* BEGIN *

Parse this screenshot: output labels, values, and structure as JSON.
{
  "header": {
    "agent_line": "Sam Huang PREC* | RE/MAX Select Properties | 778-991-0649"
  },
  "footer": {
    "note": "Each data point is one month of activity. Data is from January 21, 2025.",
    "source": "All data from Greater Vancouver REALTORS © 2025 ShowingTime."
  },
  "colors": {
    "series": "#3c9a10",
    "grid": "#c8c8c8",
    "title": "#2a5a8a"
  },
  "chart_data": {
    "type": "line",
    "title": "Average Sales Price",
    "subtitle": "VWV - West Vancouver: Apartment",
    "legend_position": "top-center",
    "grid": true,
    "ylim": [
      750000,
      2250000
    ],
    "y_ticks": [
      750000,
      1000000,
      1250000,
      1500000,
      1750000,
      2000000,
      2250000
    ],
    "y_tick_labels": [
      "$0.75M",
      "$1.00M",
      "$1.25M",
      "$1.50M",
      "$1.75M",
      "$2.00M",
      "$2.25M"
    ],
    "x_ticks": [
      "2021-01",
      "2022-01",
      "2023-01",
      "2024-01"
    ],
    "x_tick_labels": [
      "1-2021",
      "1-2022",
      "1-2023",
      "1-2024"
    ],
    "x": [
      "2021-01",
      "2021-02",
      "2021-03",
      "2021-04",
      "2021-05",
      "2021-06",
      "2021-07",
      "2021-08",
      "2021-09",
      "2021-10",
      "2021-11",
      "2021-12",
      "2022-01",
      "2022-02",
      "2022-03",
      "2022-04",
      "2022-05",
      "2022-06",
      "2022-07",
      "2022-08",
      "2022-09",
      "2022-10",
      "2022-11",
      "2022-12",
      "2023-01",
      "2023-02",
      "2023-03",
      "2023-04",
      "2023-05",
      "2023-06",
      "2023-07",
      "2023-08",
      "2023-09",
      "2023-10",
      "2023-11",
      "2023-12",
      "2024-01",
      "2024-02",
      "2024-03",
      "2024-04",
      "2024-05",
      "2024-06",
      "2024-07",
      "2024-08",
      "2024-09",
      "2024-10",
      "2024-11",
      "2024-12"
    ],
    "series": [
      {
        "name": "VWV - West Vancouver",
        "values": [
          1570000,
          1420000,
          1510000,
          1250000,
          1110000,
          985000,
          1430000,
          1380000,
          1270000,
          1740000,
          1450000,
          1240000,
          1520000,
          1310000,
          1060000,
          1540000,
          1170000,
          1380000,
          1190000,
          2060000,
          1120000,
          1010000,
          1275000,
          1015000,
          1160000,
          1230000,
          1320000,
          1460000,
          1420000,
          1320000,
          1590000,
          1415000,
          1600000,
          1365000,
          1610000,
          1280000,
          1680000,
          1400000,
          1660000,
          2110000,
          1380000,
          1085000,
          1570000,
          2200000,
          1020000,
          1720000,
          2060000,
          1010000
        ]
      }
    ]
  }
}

* END *

- **WRITTEN EXERCISE**: Considering only the records above, state the number of lines that include the word "West", with nothing added.

- **FINAL RESULT**: 2